A run of records:
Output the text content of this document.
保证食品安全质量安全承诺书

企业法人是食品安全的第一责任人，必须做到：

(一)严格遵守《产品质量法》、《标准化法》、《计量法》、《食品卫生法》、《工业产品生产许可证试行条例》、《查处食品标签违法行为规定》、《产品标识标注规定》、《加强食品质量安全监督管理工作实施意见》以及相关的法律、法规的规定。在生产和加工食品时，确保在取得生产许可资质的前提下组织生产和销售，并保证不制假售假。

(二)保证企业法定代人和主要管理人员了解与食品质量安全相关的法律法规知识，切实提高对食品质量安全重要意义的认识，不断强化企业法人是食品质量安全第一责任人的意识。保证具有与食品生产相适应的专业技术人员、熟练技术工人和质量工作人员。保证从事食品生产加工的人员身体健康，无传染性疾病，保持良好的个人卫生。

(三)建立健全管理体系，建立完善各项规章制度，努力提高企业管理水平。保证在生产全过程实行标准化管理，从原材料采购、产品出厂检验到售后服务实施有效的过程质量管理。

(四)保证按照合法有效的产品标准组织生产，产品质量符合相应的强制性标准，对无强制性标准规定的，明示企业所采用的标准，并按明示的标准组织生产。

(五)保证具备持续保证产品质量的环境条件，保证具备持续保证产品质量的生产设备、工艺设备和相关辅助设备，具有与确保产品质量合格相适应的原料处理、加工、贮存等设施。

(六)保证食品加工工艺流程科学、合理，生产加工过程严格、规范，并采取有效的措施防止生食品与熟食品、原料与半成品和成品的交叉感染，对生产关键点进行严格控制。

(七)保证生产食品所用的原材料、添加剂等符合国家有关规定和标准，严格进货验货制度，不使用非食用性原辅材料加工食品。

Written exercise - Make an exact copy of the material above.

Result of the task -
Output the text content of this document.
保证食品安全质量安全承诺书

企业法人是食品安全的第一责任人，必须做到：

(一)严格遵守《产品质量法》、《标准化法》、《计量法》、《食品卫生法》、《工业产品生产许可证试行条例》、《查处食品标签违法行为规定》、《产品标识标注规定》、《加强食品质量安全监督管理工作实施意见》以及相关的法律、法规的规定。在生产和加工食品时，确保在取得生产许可资质的前提下组织生产和销售，并保证不制假售假。

(二)保证企业法定代人和主要管理人员了解与食品质量安全相关的法律法规知识，切实提高对食品质量安全重要意义的认识，不断强化企业法人是食品质量安全第一责任人的意识。保证具有与食品生产相适应的专业技术人员、熟练技术工人和质量工作人员。保证从事食品生产加工的人员身体健康，无传染性疾病，保持良好的个人卫生。

(三)建立健全管理体系，建立完善各项规章制度，努力提高企业管理水平。保证在生产全过程实行标准化管理，从原材料采购、产品出厂检验到售后服务实施有效的过程质量管理。

(四)保证按照合法有效的产品标准组织生产，产品质量符合相应的强制性标准，对无强制性标准规定的，明示企业所采用的标准，并按明示的标准组织生产。

(五)保证具备持续保证产品质量的环境条件，保证具备持续保证产品质量的生产设备、工艺设备和相关辅助设备，具有与确保产品质量合格相适应的原料处理、加工、贮存等设施。

(六)保证食品加工工艺流程科学、合理，生产加工过程严格、规范，并采取有效的措施防止生食品与熟食品、原料与半成品和成品的交叉感染，对生产关键点进行严格控制。

(七)保证生产食品所用的原材料、添加剂等符合国家有关规定和标准，严格进货验货制度，不使用非食用性原辅材料加工食品。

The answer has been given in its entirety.